Output each line exactly as it appears, skipping any embedded picture.

Data entries:
⁂
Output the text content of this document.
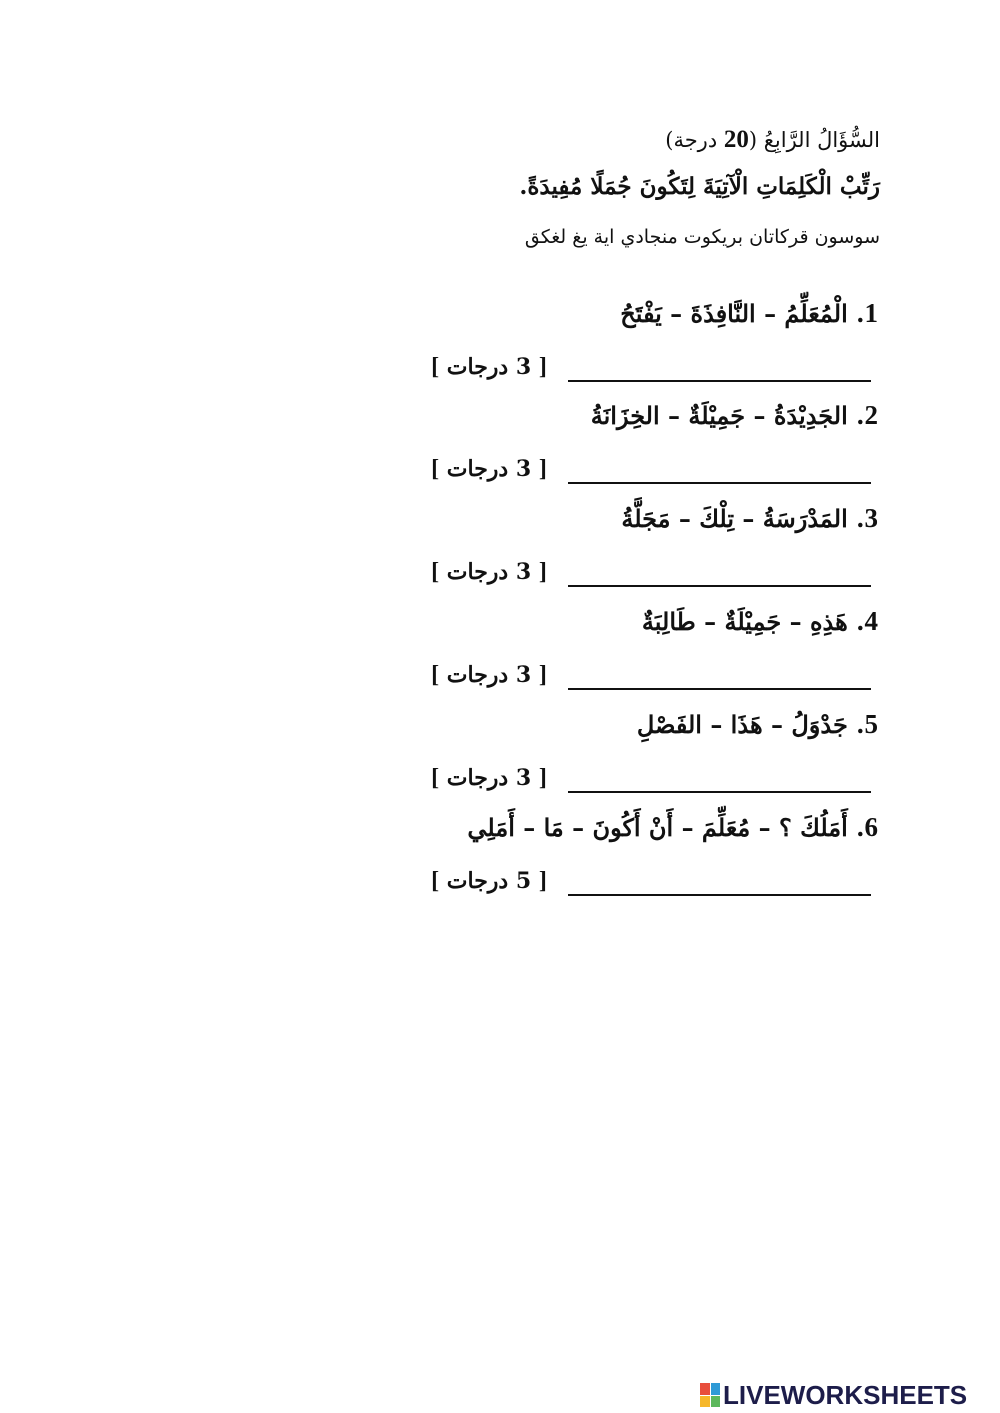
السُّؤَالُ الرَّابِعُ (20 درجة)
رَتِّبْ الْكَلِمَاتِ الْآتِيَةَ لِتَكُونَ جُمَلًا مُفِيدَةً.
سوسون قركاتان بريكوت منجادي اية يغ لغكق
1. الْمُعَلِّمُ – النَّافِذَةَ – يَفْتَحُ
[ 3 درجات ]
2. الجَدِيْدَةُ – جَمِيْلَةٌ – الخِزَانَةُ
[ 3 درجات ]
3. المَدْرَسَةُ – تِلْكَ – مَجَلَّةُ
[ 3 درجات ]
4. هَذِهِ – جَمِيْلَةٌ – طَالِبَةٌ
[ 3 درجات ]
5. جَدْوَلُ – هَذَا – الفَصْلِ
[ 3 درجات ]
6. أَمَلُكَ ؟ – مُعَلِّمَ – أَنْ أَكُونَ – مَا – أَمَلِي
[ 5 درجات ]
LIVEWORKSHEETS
⁂
* _Exercise answer_:
Output the text content of this document.
السُّؤَالُ الرَّابِعُ (20 درجة)
رَتِّبْ الْكَلِمَاتِ الْآتِيَةَ لِتَكُونَ جُمَلًا مُفِيدَةً.
سوسون قركاتان بريكوت منجادي اية يغ لغكق
1. الْمُعَلِّمُ – النَّافِذَةَ – يَفْتَحُ
[ 3 درجات ]
2. الجَدِيْدَةُ – جَمِيْلَةٌ – الخِزَانَةُ
[ 3 درجات ]
3. المَدْرَسَةُ – تِلْكَ – مَجَلَّةُ
[ 3 درجات ]
4. هَذِهِ – جَمِيْلَةٌ – طَالِبَةٌ
[ 3 درجات ]
5. جَدْوَلُ – هَذَا – الفَصْلِ
[ 3 درجات ]
6. أَمَلُكَ ؟ – مُعَلِّمَ – أَنْ أَكُونَ – مَا – أَمَلِي
[ 5 درجات ]
LIVEWORKSHEETS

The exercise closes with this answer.